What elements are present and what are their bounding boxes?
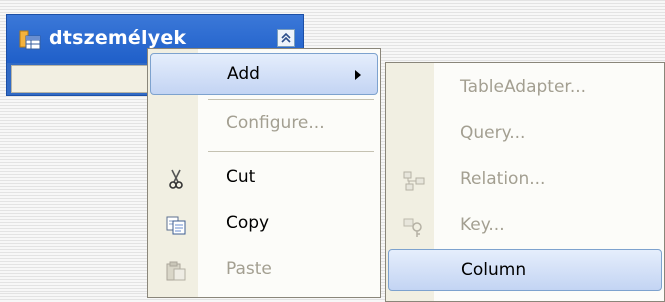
copy-icon [165,214,187,236]
submenu-item-tableadapter-label: TableAdapter... [460,77,587,97]
add-submenu: TableAdapter... Query... Relation... Key… [385,62,665,302]
submenu-item-column-label: Column [461,260,527,280]
submenu-item-query-label: Query... [460,123,526,143]
menu-item-copy-label: Copy [226,213,270,233]
context-menu: Add Configure... Cut Copy Paste [147,48,381,298]
menu-item-configure[interactable]: Configure... [150,103,378,145]
scissors-icon [165,168,187,190]
submenu-arrow-icon [355,70,361,80]
submenu-item-relation-label: Relation... [460,169,546,189]
submenu-item-query[interactable]: Query... [388,113,662,155]
submenu-item-relation[interactable]: Relation... [388,159,662,201]
menu-item-configure-label: Configure... [226,113,325,133]
menu-item-copy[interactable]: Copy [150,203,378,245]
menu-item-paste[interactable]: Paste [150,249,378,291]
relation-icon [403,170,425,192]
menu-separator [208,151,374,152]
menu-item-cut[interactable]: Cut [150,157,378,199]
submenu-item-tableadapter[interactable]: TableAdapter... [388,67,662,109]
menu-item-add[interactable]: Add [150,53,378,95]
paste-icon [165,260,187,282]
collapse-button[interactable] [277,29,295,47]
submenu-item-key-label: Key... [460,215,505,235]
datatable-title: dtszemélyek [49,27,187,49]
double-chevron-up-icon [281,32,291,43]
key-icon [403,216,425,238]
menu-item-paste-label: Paste [226,259,272,279]
datatable-icon [19,29,41,51]
menu-item-add-label: Add [227,64,260,84]
submenu-item-column[interactable]: Column [388,249,662,291]
menu-item-cut-label: Cut [226,167,256,187]
submenu-item-key[interactable]: Key... [388,205,662,247]
menu-separator [208,99,374,100]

YOUR INSTRUCTIONS - Return every line of the item above verbatim, omitting the picture.

EXPECTED OUTPUT -
What elements are present and what are their bounding boxes?
copy-icon [165,214,187,236]
submenu-item-tableadapter-label: TableAdapter... [460,77,587,97]
add-submenu: TableAdapter... Query... Relation... Key… [385,62,665,302]
submenu-item-column-label: Column [461,260,527,280]
submenu-item-query-label: Query... [460,123,526,143]
menu-item-copy-label: Copy [226,213,270,233]
context-menu: Add Configure... Cut Copy Paste [147,48,381,298]
menu-item-configure[interactable]: Configure... [150,103,378,145]
scissors-icon [165,168,187,190]
submenu-arrow-icon [355,70,361,80]
submenu-item-relation-label: Relation... [460,169,546,189]
submenu-item-query[interactable]: Query... [388,113,662,155]
submenu-item-relation[interactable]: Relation... [388,159,662,201]
menu-item-configure-label: Configure... [226,113,325,133]
menu-item-copy[interactable]: Copy [150,203,378,245]
menu-item-paste[interactable]: Paste [150,249,378,291]
relation-icon [403,170,425,192]
menu-separator [208,151,374,152]
menu-item-cut[interactable]: Cut [150,157,378,199]
submenu-item-tableadapter[interactable]: TableAdapter... [388,67,662,109]
menu-item-add[interactable]: Add [150,53,378,95]
paste-icon [165,260,187,282]
collapse-button[interactable] [277,29,295,47]
submenu-item-key-label: Key... [460,215,505,235]
datatable-title: dtszemélyek [49,27,187,49]
double-chevron-up-icon [281,32,291,43]
key-icon [403,216,425,238]
menu-item-paste-label: Paste [226,259,272,279]
datatable-icon [19,29,41,51]
menu-item-add-label: Add [227,64,260,84]
submenu-item-column[interactable]: Column [388,249,662,291]
menu-item-cut-label: Cut [226,167,256,187]
submenu-item-key[interactable]: Key... [388,205,662,247]
menu-separator [208,99,374,100]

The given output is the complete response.